## Exercise goal
Go through the lines below. Copy those with "mean".

## Record extracts
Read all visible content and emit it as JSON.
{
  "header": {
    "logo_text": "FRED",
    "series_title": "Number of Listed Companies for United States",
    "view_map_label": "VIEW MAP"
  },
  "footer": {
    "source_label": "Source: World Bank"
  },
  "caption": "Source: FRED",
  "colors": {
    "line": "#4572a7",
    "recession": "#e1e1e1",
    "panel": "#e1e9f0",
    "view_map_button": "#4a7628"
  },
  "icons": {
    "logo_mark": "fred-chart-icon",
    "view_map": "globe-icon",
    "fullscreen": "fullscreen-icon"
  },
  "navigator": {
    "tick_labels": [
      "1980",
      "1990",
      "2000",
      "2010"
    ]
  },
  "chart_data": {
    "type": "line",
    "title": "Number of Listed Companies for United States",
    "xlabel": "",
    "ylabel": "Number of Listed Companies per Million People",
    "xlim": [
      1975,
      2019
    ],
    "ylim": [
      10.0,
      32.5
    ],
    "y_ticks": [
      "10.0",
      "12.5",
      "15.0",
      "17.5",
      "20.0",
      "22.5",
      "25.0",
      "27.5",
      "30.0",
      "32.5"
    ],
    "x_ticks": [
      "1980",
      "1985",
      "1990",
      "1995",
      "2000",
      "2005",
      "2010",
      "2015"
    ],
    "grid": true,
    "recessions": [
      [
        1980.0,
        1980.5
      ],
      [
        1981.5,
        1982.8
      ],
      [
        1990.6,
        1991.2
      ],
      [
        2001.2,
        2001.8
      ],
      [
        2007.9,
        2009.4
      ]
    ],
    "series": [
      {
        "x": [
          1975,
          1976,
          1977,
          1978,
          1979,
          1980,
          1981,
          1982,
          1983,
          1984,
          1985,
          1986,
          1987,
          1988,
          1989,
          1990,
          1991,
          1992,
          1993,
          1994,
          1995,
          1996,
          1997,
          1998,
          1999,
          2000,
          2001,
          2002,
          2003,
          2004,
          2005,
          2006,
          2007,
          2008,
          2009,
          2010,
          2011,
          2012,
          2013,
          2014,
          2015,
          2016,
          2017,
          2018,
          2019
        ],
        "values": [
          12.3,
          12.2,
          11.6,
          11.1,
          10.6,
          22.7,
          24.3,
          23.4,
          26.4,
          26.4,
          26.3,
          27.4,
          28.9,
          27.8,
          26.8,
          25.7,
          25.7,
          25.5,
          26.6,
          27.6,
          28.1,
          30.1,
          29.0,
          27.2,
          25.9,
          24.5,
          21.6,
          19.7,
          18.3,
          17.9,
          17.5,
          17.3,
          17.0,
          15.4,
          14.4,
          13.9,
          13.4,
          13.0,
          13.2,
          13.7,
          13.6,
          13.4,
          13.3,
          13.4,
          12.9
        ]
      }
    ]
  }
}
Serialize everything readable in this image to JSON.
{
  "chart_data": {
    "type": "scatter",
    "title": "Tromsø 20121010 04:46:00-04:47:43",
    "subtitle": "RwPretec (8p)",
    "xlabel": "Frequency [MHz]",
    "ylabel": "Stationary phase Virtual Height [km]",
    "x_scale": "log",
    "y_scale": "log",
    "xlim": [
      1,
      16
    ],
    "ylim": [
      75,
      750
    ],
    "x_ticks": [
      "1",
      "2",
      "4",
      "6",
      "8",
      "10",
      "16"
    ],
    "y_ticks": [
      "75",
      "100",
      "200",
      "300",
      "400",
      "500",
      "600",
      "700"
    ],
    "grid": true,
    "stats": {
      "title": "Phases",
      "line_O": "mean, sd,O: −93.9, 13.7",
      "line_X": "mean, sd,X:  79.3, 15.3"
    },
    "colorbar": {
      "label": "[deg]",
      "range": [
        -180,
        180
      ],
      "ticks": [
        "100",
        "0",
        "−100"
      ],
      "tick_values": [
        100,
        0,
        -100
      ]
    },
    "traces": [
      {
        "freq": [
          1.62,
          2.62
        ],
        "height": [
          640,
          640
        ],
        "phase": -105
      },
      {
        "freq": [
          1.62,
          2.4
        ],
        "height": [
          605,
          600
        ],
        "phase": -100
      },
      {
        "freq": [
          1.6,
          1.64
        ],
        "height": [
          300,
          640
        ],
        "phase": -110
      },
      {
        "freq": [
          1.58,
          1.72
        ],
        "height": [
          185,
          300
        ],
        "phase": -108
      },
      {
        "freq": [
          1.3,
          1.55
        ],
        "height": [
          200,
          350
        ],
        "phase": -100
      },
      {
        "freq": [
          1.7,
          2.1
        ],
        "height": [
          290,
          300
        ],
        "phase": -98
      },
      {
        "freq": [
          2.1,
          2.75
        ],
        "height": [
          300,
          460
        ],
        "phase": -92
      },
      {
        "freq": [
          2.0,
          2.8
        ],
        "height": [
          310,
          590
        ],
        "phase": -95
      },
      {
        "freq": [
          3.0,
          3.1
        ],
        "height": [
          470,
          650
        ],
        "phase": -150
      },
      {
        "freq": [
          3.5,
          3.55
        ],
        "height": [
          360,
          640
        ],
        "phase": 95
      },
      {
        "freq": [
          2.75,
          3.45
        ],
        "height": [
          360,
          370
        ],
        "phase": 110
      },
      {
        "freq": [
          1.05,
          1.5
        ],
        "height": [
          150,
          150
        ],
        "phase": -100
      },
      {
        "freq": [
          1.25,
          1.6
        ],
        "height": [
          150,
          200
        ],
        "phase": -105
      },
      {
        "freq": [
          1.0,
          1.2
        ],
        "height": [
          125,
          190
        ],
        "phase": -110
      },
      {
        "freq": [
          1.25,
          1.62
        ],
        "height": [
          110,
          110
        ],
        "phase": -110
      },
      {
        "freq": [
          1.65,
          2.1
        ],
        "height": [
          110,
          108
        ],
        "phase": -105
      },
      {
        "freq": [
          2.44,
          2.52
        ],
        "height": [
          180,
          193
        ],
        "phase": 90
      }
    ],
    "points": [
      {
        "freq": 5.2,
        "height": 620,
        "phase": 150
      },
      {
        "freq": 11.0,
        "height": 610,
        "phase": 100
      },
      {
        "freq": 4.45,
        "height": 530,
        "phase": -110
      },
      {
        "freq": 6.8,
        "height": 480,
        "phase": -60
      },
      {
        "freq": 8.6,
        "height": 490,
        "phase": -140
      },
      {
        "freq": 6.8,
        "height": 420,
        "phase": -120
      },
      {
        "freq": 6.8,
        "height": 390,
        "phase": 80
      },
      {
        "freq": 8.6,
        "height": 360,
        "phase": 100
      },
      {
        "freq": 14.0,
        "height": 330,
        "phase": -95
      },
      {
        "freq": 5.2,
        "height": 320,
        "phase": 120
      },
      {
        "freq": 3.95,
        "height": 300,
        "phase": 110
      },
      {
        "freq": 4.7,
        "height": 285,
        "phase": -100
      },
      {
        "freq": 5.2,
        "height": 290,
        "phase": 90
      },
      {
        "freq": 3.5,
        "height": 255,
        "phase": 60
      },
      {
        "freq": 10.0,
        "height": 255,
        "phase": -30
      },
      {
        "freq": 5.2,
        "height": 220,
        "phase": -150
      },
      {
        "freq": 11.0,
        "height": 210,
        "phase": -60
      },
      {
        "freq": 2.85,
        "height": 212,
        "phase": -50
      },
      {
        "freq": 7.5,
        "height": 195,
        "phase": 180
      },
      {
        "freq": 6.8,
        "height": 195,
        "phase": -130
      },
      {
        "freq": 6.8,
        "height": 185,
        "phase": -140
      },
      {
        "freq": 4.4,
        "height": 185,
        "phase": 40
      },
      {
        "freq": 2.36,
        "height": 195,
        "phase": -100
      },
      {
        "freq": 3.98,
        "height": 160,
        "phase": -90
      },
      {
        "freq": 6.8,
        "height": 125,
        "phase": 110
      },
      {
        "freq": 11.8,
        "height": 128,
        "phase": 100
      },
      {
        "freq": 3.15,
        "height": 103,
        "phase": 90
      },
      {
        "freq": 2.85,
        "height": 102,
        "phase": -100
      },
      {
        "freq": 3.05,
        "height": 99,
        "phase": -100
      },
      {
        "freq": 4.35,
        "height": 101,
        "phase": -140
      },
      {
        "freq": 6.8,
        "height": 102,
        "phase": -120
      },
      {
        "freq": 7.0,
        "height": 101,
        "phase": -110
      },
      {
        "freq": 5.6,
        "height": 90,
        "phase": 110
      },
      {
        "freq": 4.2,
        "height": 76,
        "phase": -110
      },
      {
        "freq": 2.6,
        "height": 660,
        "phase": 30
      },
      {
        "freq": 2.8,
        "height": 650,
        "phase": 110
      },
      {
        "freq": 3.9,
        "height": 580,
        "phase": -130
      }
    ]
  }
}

## Answer to the problem
      "line_O": "mean, sd,O: −93.9, 13.7",
      "line_X": "mean, sd,X:  79.3, 15.3"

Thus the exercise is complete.